### Records supplied ###

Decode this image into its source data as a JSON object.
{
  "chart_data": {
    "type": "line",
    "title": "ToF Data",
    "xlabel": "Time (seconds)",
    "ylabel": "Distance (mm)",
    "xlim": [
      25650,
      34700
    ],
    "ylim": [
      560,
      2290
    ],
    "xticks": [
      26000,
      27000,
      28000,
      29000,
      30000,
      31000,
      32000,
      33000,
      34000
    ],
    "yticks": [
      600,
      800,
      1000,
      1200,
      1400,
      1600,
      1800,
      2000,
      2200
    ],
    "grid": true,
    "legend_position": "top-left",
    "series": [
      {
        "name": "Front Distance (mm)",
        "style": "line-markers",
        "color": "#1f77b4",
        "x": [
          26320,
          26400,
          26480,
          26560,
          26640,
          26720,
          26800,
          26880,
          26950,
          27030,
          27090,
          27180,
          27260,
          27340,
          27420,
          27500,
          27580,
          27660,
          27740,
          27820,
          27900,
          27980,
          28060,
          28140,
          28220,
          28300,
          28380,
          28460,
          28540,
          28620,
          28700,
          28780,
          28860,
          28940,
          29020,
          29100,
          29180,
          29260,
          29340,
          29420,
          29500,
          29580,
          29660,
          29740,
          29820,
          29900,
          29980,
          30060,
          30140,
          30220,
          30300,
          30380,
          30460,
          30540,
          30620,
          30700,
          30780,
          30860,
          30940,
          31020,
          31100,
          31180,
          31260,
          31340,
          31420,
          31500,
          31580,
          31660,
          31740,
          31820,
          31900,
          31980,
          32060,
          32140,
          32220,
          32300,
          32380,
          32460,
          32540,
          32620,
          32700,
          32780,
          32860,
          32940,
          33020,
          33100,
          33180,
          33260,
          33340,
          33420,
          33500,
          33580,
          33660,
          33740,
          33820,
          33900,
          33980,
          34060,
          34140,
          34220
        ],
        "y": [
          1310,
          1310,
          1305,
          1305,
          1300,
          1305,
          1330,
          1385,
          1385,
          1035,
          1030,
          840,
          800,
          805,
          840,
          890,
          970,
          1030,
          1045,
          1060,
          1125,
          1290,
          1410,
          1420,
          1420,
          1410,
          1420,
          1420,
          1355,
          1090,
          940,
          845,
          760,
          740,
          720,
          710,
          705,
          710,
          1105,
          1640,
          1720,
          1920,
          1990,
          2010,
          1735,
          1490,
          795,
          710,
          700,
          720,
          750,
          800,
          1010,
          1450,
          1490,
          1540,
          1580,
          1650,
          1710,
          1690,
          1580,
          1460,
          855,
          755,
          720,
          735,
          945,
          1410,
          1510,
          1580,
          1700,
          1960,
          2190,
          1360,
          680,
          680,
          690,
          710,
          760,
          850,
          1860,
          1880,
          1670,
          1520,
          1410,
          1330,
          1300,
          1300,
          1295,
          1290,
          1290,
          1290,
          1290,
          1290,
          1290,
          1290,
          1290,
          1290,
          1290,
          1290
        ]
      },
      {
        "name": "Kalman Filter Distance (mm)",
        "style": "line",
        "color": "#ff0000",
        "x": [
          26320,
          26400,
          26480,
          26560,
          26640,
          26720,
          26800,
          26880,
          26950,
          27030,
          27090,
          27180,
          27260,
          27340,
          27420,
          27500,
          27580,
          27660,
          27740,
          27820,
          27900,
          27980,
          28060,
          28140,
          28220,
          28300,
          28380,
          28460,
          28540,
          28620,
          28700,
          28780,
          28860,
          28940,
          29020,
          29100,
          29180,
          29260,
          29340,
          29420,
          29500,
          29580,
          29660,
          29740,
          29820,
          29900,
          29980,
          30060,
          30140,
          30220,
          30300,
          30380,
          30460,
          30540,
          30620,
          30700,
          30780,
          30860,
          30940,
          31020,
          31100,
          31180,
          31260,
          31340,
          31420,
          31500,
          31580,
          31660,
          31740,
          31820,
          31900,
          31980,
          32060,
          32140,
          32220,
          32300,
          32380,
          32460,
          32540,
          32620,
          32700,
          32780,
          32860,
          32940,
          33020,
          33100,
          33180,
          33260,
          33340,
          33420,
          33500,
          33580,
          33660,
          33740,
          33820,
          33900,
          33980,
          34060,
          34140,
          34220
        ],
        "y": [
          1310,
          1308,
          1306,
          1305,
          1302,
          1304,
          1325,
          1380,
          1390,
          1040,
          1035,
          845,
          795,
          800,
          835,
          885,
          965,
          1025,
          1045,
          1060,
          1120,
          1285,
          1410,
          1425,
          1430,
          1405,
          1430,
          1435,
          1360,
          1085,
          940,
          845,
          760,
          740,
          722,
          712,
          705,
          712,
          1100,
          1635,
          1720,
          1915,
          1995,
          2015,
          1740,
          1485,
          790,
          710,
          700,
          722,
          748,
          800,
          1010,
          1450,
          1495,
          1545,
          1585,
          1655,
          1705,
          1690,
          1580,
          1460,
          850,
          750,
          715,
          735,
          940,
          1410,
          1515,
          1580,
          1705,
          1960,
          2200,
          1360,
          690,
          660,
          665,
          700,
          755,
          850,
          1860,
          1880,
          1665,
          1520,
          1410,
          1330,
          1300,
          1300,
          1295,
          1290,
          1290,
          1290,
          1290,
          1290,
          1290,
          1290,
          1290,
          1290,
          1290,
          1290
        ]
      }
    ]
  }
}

###
### Records supplied ###

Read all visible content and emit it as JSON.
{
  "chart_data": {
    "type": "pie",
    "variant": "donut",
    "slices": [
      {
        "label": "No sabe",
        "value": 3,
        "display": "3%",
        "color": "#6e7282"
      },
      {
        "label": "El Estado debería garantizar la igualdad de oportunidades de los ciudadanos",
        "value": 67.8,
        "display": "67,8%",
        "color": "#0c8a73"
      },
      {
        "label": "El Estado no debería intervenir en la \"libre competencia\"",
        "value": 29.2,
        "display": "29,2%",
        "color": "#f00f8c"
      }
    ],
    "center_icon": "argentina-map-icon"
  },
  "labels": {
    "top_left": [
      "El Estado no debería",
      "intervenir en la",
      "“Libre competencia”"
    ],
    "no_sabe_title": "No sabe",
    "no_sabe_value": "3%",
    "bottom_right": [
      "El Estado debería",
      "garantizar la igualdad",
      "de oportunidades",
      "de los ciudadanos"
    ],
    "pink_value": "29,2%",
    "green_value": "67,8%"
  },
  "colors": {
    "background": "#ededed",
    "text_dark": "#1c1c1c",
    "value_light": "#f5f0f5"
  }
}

###

▸ **Exercise objective**: Only a number is wanted: how many lines of the material above hold "ciudadanos"?

▸ **Answer to this task**: 2